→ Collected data
-=-=-

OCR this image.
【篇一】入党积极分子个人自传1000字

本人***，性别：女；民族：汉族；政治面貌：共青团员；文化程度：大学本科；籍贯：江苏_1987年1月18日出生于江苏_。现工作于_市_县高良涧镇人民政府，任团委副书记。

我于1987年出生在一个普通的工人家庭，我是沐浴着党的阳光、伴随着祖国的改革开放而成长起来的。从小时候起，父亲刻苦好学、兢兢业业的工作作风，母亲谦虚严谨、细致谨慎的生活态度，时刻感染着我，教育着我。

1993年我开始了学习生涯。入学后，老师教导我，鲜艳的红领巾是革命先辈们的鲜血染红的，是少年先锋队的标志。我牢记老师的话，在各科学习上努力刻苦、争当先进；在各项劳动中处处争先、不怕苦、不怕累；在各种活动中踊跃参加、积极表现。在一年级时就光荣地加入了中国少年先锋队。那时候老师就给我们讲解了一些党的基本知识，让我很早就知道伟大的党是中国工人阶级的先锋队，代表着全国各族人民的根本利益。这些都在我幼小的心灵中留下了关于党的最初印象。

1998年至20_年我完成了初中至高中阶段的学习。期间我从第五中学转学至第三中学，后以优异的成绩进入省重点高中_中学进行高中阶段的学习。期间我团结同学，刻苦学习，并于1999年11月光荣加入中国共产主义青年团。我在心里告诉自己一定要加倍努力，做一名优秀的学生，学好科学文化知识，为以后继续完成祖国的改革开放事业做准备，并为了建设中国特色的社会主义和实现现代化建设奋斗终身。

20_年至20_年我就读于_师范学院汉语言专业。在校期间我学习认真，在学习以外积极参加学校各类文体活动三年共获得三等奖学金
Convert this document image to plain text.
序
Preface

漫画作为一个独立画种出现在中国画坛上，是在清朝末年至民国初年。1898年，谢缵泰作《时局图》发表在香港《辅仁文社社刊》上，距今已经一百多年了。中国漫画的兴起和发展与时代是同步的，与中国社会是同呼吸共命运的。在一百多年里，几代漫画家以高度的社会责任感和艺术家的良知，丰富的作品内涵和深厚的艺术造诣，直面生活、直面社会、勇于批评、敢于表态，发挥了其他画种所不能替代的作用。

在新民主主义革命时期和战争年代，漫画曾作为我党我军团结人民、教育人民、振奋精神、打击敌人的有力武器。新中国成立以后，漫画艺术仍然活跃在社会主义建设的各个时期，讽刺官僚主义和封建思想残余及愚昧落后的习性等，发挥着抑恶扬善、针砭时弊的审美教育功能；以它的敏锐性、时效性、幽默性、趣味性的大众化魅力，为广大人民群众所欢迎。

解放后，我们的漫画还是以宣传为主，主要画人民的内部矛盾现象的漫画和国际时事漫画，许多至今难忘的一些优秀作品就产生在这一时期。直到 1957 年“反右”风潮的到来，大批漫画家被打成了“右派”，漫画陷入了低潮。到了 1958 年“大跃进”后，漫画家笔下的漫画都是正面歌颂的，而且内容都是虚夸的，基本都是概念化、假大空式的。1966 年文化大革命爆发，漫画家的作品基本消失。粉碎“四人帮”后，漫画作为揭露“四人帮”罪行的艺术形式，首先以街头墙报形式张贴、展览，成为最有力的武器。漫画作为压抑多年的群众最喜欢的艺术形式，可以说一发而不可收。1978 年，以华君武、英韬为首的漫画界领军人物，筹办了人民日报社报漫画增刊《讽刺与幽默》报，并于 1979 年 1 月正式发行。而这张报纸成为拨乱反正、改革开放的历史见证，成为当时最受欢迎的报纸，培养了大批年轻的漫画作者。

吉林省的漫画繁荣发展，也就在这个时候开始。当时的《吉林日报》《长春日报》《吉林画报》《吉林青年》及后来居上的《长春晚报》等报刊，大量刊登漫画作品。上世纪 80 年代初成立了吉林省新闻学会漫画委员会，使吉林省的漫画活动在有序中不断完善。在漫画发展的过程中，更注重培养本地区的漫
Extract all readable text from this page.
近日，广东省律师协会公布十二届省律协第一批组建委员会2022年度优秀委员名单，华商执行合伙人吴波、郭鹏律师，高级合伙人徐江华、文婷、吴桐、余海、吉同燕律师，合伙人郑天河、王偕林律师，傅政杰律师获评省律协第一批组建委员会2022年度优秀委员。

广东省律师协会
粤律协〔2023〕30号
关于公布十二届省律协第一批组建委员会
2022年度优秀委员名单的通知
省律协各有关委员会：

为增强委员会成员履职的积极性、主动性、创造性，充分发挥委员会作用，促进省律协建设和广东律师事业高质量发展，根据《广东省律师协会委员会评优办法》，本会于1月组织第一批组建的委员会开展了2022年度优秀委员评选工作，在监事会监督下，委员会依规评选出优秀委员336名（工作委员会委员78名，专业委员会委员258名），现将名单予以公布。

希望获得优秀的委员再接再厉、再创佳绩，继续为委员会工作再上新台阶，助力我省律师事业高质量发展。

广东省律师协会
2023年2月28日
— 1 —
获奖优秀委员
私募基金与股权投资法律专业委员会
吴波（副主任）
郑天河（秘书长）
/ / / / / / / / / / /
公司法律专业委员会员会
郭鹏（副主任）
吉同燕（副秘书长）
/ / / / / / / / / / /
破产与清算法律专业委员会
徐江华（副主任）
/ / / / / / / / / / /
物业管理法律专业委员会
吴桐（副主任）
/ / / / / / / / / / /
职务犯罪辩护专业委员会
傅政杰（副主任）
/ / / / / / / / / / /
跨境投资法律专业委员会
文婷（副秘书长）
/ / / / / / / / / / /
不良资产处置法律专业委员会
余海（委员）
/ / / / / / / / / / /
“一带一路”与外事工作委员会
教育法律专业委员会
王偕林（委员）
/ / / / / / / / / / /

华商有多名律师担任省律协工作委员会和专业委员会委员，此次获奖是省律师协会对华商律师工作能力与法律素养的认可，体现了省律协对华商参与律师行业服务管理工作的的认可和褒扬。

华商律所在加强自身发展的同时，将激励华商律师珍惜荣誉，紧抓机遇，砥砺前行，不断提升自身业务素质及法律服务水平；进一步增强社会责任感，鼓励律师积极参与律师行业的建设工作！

-=-=-

→ What you have to do
Pull out all lines from the entries above that include the word "text".

→ Answer to this problem
Convert this document image to plain text.
Extract all readable text from this page.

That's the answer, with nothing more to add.